(Dataset items)
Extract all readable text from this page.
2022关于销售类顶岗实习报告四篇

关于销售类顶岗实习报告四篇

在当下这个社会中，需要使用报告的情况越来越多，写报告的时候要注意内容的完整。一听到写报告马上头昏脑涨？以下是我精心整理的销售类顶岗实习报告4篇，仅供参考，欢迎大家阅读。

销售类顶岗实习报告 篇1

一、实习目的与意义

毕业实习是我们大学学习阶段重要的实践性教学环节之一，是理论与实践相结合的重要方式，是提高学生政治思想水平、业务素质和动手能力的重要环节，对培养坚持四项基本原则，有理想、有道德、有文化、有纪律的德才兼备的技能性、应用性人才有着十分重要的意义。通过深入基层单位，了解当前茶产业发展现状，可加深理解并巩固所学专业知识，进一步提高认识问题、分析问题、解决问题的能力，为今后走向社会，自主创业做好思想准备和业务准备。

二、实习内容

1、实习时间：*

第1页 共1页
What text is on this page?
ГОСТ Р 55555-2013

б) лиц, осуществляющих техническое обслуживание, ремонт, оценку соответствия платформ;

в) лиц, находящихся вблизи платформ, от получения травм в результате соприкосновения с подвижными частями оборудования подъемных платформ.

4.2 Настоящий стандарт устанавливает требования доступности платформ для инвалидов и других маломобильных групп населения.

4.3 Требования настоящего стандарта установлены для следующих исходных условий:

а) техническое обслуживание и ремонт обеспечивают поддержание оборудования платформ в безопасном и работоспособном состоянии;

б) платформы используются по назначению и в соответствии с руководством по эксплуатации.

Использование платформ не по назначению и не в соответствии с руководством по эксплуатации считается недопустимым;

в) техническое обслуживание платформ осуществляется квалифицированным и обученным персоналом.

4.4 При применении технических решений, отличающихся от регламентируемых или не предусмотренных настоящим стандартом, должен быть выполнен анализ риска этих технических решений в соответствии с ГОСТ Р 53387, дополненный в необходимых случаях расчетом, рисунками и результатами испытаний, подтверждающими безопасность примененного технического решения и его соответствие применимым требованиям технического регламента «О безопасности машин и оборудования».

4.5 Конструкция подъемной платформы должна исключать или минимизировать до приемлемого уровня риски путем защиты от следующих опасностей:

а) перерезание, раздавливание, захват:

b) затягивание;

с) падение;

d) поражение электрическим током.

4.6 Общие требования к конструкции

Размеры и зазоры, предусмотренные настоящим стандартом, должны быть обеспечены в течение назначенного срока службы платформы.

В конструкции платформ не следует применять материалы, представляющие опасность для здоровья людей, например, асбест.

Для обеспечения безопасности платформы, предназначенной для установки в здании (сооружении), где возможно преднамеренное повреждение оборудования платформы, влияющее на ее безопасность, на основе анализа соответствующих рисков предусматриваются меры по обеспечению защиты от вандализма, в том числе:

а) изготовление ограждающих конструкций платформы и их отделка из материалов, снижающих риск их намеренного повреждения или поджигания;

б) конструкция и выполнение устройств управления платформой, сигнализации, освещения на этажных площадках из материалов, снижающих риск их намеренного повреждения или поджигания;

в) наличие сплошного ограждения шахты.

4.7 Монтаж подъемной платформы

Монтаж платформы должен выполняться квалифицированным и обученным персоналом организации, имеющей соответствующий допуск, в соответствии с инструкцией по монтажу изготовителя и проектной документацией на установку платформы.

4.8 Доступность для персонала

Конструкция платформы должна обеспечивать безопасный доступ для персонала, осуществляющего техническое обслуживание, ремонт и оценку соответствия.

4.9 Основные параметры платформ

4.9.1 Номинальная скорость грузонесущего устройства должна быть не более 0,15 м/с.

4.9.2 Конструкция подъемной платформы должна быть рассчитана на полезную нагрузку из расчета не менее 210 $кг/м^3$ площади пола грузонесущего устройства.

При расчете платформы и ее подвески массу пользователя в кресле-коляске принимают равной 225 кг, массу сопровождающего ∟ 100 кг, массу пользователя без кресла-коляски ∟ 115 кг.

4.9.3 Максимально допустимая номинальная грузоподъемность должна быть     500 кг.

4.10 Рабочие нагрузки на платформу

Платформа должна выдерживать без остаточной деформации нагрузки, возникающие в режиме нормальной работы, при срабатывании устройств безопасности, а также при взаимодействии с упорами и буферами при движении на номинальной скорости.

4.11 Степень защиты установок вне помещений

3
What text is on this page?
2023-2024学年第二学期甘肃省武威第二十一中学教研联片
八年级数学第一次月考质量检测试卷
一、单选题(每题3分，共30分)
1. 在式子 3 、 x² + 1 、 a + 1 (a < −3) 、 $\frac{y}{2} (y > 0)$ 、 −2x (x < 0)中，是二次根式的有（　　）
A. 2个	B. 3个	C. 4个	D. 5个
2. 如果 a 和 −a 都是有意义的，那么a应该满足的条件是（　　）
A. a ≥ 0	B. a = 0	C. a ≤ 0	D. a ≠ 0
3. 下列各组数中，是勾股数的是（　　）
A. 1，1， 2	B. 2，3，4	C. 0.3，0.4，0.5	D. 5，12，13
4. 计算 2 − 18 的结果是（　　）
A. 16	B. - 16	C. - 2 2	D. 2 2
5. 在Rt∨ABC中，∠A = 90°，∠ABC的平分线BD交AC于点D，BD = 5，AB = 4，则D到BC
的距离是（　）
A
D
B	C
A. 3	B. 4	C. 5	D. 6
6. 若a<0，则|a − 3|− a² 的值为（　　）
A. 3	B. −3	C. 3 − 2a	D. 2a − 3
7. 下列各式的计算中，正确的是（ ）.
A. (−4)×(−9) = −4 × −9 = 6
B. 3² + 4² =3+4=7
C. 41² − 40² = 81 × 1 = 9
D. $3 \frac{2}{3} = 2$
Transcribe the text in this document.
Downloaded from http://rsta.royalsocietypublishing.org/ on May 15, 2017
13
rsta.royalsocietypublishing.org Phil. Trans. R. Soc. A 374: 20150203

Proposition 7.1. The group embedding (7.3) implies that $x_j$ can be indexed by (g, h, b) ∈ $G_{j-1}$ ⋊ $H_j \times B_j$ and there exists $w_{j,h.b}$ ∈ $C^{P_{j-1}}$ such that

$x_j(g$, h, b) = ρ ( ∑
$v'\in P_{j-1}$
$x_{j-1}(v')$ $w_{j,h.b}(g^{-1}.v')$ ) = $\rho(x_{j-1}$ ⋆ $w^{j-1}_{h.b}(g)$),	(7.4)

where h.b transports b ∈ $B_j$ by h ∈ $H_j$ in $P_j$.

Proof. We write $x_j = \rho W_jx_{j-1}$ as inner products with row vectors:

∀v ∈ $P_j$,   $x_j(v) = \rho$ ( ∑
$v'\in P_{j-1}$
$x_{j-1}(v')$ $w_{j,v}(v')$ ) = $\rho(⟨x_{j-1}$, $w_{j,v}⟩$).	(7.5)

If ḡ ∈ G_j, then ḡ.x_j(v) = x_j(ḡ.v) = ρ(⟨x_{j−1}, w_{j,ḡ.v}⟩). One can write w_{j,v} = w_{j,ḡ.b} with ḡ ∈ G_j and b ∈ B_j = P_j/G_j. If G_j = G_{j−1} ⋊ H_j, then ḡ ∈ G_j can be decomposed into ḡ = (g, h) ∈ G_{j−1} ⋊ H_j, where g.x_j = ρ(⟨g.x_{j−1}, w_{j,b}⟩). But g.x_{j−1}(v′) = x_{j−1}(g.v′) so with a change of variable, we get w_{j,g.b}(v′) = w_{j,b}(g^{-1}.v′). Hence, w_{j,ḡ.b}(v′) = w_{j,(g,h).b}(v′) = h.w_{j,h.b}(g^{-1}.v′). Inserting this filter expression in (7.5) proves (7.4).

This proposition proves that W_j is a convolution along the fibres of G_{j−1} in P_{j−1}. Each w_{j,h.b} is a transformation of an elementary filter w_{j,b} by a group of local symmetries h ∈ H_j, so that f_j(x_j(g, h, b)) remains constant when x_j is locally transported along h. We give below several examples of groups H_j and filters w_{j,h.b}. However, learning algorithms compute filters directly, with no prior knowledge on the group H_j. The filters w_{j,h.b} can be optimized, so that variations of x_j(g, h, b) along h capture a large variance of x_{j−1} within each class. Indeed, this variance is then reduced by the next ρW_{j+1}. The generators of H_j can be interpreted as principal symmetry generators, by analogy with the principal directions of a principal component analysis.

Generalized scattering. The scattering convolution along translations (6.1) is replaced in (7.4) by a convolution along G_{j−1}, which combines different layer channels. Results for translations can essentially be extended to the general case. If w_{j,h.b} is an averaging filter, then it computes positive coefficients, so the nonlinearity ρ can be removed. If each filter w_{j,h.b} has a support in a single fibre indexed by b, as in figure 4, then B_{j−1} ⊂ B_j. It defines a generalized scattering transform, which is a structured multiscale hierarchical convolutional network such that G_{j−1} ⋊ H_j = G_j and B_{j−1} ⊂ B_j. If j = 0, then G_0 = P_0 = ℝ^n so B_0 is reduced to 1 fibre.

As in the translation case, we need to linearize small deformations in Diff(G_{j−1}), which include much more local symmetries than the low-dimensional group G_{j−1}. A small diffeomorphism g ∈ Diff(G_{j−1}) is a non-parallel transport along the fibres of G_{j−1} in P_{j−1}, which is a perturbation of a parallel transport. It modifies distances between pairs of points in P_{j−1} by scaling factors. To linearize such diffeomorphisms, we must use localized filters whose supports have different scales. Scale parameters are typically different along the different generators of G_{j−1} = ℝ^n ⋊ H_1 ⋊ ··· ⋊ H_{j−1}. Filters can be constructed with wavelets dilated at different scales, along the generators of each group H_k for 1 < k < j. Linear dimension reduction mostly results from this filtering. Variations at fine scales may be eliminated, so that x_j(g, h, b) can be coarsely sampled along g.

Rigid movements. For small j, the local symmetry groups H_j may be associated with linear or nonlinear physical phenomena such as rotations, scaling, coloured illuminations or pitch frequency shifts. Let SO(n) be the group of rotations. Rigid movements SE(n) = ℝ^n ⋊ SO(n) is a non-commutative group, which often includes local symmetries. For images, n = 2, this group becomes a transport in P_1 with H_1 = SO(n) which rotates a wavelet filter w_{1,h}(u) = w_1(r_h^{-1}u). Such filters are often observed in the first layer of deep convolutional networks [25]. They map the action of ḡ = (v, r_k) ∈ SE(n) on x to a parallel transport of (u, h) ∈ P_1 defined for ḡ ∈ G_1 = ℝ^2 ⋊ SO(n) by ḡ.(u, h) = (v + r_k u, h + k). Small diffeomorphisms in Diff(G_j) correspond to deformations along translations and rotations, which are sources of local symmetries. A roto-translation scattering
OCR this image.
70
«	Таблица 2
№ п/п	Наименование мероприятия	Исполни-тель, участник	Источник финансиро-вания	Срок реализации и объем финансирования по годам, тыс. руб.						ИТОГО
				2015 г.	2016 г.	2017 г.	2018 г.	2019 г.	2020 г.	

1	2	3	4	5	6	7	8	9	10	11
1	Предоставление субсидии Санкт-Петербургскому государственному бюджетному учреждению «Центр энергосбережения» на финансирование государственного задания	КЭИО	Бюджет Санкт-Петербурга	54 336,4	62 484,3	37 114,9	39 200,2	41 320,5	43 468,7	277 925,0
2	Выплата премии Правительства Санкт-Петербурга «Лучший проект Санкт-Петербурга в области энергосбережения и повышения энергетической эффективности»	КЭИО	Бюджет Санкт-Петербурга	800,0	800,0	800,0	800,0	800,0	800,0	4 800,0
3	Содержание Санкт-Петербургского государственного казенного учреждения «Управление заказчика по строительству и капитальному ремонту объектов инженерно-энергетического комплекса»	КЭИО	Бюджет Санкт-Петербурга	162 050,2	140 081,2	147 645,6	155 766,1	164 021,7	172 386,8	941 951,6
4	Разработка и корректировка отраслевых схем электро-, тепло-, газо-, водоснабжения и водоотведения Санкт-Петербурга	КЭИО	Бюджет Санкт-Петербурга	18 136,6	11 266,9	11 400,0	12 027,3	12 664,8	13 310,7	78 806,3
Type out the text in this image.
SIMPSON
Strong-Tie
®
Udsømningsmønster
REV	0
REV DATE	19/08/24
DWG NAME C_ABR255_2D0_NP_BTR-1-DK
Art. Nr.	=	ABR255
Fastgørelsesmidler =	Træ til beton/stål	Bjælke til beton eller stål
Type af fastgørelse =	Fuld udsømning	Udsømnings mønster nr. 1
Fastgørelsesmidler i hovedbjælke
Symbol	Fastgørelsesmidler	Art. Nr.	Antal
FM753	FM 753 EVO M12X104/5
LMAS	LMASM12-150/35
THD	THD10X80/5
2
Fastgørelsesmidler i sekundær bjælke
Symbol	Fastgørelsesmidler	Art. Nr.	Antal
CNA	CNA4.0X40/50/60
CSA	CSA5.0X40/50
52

→ Task prompt:
Look over the records above and copy each line that includes the string "устройства".

→ Exercise solution:
4.9.1 Номинальная скорость грузонесущего устройства должна быть не более 0,15 м/с.
4.9.2 Конструкция подъемной платформы должна быть рассчитана на полезную нагрузку из расчета не менее 210 $кг/м^3$ площади пола грузонесущего устройства.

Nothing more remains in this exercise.